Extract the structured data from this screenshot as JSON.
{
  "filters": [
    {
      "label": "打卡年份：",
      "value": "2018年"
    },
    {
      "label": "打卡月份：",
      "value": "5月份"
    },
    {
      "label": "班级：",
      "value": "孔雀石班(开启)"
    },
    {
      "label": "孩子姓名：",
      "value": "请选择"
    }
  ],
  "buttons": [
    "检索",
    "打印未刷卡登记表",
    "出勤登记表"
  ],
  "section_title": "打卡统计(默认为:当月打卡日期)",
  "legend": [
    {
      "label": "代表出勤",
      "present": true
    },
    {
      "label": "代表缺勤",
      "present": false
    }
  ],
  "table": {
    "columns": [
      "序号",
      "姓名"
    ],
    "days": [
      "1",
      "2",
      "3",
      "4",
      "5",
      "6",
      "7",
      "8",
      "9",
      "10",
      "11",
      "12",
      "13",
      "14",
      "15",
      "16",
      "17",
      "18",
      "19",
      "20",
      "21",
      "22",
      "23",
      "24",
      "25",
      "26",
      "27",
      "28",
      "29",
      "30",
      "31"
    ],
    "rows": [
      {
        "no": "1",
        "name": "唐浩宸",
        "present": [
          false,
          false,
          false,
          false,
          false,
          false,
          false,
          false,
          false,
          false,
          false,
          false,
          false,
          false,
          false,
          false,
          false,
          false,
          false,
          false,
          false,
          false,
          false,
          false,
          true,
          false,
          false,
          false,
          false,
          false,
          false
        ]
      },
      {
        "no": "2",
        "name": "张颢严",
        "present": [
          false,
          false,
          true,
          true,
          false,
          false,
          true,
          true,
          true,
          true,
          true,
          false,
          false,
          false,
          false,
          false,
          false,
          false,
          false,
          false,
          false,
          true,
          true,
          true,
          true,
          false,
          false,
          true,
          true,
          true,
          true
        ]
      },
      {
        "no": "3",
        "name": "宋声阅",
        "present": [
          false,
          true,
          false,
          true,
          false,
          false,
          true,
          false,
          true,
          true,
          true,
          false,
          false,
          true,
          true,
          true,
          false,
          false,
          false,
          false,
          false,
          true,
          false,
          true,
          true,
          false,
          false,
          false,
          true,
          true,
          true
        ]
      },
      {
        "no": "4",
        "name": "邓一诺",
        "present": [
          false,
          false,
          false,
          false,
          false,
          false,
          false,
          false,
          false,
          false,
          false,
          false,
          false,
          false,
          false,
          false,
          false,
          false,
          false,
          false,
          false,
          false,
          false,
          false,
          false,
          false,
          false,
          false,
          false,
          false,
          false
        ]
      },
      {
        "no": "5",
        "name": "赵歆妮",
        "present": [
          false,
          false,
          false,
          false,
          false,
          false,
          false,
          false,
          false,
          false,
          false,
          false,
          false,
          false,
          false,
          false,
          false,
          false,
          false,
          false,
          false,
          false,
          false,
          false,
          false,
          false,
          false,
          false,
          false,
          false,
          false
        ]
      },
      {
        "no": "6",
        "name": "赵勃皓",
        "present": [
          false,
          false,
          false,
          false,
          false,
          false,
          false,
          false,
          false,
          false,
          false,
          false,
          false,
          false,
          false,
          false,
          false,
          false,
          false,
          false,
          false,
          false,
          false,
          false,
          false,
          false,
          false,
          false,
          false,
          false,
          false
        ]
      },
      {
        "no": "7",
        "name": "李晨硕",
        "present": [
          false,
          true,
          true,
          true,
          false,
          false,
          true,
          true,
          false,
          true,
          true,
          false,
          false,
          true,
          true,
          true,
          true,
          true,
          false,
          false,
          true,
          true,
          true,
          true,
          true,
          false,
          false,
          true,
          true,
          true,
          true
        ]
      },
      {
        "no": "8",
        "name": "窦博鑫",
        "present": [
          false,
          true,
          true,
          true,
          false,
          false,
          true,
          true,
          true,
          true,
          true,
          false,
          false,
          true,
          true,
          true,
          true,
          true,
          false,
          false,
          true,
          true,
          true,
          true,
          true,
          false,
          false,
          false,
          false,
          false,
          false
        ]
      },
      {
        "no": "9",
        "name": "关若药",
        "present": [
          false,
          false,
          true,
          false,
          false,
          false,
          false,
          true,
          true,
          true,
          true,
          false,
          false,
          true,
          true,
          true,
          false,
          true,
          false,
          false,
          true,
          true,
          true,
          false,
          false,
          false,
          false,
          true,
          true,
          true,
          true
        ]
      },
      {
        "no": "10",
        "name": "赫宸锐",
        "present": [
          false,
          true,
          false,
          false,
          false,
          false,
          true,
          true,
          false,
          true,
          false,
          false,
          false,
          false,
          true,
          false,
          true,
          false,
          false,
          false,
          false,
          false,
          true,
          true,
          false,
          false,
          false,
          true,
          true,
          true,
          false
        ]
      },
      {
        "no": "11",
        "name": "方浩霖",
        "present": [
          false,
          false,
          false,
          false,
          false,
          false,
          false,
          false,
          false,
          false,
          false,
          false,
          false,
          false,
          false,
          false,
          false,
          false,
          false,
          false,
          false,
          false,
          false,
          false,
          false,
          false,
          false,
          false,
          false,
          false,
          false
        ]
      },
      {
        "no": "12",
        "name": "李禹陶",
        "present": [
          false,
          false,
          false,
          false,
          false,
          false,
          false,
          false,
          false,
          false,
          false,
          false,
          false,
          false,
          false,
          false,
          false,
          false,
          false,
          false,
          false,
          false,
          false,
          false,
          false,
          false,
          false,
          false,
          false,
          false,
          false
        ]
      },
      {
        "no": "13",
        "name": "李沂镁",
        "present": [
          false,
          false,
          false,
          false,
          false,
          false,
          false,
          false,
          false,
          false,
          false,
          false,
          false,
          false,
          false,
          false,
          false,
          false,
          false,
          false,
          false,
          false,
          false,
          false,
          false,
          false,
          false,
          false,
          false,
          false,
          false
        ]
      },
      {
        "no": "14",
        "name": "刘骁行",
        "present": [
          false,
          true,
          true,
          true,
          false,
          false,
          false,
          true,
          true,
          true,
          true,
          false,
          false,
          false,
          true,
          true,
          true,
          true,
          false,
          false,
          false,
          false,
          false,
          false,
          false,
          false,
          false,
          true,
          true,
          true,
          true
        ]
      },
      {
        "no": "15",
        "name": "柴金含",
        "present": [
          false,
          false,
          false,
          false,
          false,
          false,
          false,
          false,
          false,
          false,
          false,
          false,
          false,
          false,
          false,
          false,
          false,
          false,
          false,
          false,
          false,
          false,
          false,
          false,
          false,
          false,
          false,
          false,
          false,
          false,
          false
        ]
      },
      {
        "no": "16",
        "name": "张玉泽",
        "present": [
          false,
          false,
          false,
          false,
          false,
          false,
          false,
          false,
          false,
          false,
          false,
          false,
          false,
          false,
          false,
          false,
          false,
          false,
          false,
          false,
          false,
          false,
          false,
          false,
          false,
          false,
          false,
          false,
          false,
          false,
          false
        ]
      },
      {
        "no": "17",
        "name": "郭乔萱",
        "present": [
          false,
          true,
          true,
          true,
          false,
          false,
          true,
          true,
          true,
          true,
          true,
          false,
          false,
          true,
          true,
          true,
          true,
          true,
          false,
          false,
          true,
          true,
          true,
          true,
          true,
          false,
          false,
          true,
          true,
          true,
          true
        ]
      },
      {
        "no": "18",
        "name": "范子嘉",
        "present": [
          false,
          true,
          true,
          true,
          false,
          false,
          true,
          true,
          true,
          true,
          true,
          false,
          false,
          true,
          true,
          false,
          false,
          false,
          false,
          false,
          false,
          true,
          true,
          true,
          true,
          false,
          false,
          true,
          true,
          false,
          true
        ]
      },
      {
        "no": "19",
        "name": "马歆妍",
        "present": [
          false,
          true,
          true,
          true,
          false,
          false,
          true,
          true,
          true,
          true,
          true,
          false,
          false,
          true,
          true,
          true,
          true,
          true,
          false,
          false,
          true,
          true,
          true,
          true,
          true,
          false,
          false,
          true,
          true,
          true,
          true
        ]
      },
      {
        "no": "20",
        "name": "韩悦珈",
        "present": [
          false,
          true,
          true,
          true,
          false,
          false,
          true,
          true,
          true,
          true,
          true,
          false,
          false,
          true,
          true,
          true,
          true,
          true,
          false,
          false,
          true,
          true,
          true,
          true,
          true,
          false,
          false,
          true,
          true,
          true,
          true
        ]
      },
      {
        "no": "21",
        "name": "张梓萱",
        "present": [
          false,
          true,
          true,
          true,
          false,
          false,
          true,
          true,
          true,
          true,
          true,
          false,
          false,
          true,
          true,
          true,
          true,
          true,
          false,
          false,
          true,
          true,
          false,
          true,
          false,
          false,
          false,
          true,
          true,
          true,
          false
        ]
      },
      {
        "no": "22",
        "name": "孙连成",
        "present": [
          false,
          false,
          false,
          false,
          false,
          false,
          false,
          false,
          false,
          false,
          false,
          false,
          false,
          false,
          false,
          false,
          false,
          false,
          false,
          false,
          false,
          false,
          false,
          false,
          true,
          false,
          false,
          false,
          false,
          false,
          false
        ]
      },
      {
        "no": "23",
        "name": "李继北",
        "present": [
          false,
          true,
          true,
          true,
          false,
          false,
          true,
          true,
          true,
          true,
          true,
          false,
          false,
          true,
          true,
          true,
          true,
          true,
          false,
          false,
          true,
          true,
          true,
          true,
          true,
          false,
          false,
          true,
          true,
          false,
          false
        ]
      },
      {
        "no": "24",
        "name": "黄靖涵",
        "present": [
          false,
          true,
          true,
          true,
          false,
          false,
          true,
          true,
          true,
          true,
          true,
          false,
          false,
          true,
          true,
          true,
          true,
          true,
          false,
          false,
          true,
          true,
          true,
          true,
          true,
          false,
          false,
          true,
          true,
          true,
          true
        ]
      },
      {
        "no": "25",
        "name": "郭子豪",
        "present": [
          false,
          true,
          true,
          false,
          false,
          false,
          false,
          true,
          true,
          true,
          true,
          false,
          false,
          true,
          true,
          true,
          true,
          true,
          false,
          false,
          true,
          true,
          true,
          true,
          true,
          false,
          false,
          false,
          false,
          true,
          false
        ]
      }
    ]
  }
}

__WHAT NEEDS TO BE DONE__. Only the number is needed here: how many lines of the records contain "value"?

__TASK SOLUTION__. 4